Dataset items:
+ + +

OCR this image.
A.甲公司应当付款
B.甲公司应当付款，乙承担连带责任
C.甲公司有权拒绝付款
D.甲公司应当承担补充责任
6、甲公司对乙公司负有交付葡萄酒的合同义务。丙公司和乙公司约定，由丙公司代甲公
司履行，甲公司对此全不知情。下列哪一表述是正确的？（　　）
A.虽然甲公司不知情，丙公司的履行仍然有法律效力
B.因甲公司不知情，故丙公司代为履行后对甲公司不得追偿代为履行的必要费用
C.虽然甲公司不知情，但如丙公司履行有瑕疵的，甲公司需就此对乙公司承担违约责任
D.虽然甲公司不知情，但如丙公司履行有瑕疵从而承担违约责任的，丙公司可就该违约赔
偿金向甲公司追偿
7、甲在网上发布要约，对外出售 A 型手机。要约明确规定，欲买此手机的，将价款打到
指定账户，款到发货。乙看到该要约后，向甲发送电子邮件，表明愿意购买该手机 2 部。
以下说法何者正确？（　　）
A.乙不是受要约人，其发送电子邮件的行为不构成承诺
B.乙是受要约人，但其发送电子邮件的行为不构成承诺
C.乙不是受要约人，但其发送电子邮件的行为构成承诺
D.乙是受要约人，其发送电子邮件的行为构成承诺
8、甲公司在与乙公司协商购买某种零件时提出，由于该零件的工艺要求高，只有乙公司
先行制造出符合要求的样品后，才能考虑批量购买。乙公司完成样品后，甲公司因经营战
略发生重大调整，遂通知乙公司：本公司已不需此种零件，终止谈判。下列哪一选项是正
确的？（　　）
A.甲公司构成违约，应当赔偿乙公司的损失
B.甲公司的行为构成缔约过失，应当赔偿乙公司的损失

+ + +

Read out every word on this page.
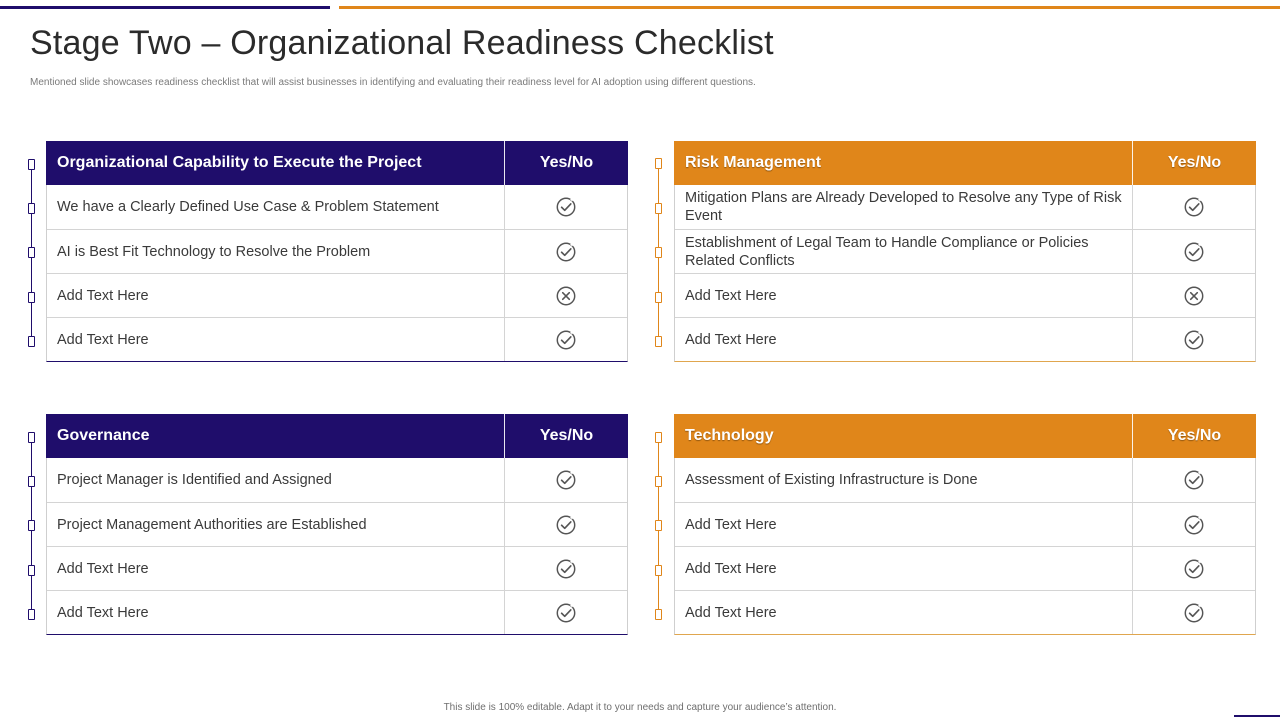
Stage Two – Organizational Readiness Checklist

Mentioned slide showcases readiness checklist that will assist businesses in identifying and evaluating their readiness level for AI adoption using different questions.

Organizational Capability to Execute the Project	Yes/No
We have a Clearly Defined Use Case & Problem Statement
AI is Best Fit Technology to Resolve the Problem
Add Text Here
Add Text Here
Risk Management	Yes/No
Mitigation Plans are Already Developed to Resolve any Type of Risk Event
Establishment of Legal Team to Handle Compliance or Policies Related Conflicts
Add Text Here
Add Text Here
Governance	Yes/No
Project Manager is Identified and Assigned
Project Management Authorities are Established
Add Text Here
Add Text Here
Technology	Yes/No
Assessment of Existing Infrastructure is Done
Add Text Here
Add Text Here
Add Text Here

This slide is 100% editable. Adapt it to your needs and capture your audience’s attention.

+ + +

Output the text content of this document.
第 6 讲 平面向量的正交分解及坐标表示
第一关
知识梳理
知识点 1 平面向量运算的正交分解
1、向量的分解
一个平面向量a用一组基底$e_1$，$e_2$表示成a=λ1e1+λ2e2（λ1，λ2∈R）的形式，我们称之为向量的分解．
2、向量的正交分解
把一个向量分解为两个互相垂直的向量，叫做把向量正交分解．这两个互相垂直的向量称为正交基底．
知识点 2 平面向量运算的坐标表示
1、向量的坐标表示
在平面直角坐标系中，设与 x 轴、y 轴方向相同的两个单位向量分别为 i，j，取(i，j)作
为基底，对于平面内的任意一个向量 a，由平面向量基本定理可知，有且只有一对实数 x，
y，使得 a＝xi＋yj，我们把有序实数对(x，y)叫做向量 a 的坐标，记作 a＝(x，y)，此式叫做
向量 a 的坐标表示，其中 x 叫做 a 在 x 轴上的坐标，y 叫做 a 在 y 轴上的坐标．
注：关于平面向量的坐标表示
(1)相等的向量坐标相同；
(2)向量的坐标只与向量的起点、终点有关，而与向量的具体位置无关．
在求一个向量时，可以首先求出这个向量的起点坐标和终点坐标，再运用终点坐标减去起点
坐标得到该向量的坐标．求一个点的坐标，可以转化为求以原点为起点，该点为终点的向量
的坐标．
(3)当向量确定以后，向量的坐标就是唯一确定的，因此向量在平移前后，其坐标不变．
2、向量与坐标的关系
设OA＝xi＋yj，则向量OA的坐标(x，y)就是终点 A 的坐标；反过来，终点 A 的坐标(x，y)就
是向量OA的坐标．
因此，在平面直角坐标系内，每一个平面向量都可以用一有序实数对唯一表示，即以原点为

+ + +

-- Short exercise --
Copy each line in the data that holds the word "Resolve".

-- Correct answer --
AI is Best Fit Technology to Resolve the Problem
Mitigation Plans are Already Developed to Resolve any Type of Risk Event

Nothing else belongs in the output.